**BRIEF:** Repeat every record below exactly, but leave out any pictures.

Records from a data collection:
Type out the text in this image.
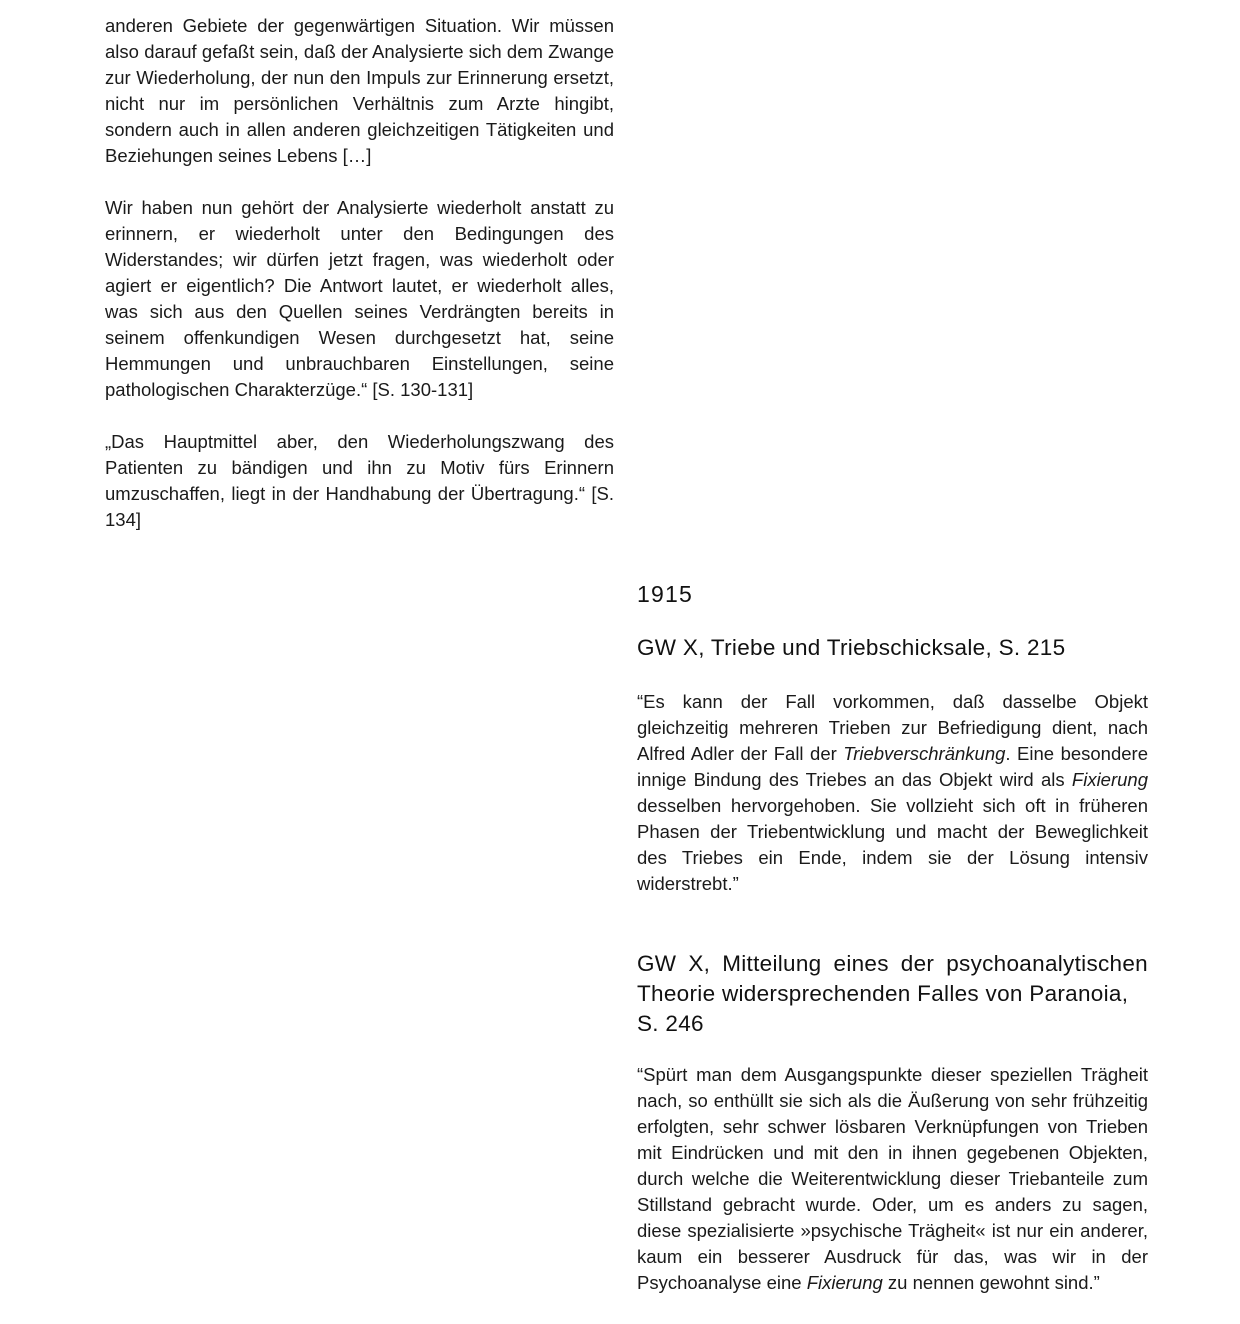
anderen Gebiete der gegenwärtigen Situation. Wir müssen also darauf gefaßt sein, daß der Analysierte sich dem Zwange zur Wiederholung, der nun den Impuls zur Erinnerung ersetzt, nicht nur im persönlichen Verhältnis zum Arzte hingibt, sondern auch in allen anderen gleichzeitigen Tätigkeiten und Beziehungen seines Lebens […]

Wir haben nun gehört der Analysierte wiederholt anstatt zu erinnern, er wiederholt unter den Bedingungen des Widerstandes; wir dürfen jetzt fragen, was wiederholt oder agiert er eigentlich? Die Antwort lautet, er wiederholt alles, was sich aus den Quellen seines Verdrängten bereits in seinem offenkundigen Wesen durchgesetzt hat, seine Hemmungen und unbrauchbaren Einstellungen, seine pathologischen Charakterzüge.“ [S. 130-131]

„Das Hauptmittel aber, den Wiederholungszwang des Patienten zu bändigen und ihn zu Motiv fürs Erinnern umzuschaffen, liegt in der Handhabung der Übertragung.“ [S. 134]

1915
GW X, Triebe und Triebschicksale, S. 215

“Es kann der Fall vorkommen, daß dasselbe Objekt gleichzeitig mehreren Trieben zur Befriedigung dient, nach Alfred Adler der Fall der Triebverschränkung. Eine besondere innige Bindung des Triebes an das Objekt wird als Fixierung desselben hervorgehoben. Sie vollzieht sich oft in früheren Phasen der Triebentwicklung und macht der Beweglichkeit des Triebes ein Ende, indem sie der Lösung intensiv widerstrebt.”

GW X, Mitteilung eines der psychoanalytischen
Theorie widersprechenden Falles von Paranoia,
S. 246

“Spürt man dem Ausgangspunkte dieser speziellen Trägheit nach, so enthüllt sie sich als die Äußerung von sehr frühzeitig erfolgten, sehr schwer lösbaren Verknüpfungen von Trieben mit Eindrücken und mit den in ihnen gegebenen Objekten, durch welche die Weiterentwicklung dieser Triebanteile zum Stillstand gebracht wurde. Oder, um es anders zu sagen, diese spezialisierte »psychische Trägheit« ist nur ein anderer, kaum ein besserer Ausdruck für das, was wir in der Psychoanalyse eine Fixierung zu nennen gewohnt sind.”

**THE ANSWER:**
Type out the text in this image.
anderen Gebiete der gegenwärtigen Situation. Wir müssen also darauf gefaßt sein, daß der Analysierte sich dem Zwange zur Wiederholung, der nun den Impuls zur Erinnerung ersetzt, nicht nur im persönlichen Verhältnis zum Arzte hingibt, sondern auch in allen anderen gleichzeitigen Tätigkeiten und Beziehungen seines Lebens […]

Wir haben nun gehört der Analysierte wiederholt anstatt zu erinnern, er wiederholt unter den Bedingungen des Widerstandes; wir dürfen jetzt fragen, was wiederholt oder agiert er eigentlich? Die Antwort lautet, er wiederholt alles, was sich aus den Quellen seines Verdrängten bereits in seinem offenkundigen Wesen durchgesetzt hat, seine Hemmungen und unbrauchbaren Einstellungen, seine pathologischen Charakterzüge.“ [S. 130-131]

„Das Hauptmittel aber, den Wiederholungszwang des Patienten zu bändigen und ihn zu Motiv fürs Erinnern umzuschaffen, liegt in der Handhabung der Übertragung.“ [S. 134]

1915
GW X, Triebe und Triebschicksale, S. 215

“Es kann der Fall vorkommen, daß dasselbe Objekt gleichzeitig mehreren Trieben zur Befriedigung dient, nach Alfred Adler der Fall der Triebverschränkung. Eine besondere innige Bindung des Triebes an das Objekt wird als Fixierung desselben hervorgehoben. Sie vollzieht sich oft in früheren Phasen der Triebentwicklung und macht der Beweglichkeit des Triebes ein Ende, indem sie der Lösung intensiv widerstrebt.”

GW X, Mitteilung eines der psychoanalytischen
Theorie widersprechenden Falles von Paranoia,
S. 246

“Spürt man dem Ausgangspunkte dieser speziellen Trägheit nach, so enthüllt sie sich als die Äußerung von sehr frühzeitig erfolgten, sehr schwer lösbaren Verknüpfungen von Trieben mit Eindrücken und mit den in ihnen gegebenen Objekten, durch welche die Weiterentwicklung dieser Triebanteile zum Stillstand gebracht wurde. Oder, um es anders zu sagen, diese spezialisierte »psychische Trägheit« ist nur ein anderer, kaum ein besserer Ausdruck für das, was wir in der Psychoanalyse eine Fixierung zu nennen gewohnt sind.”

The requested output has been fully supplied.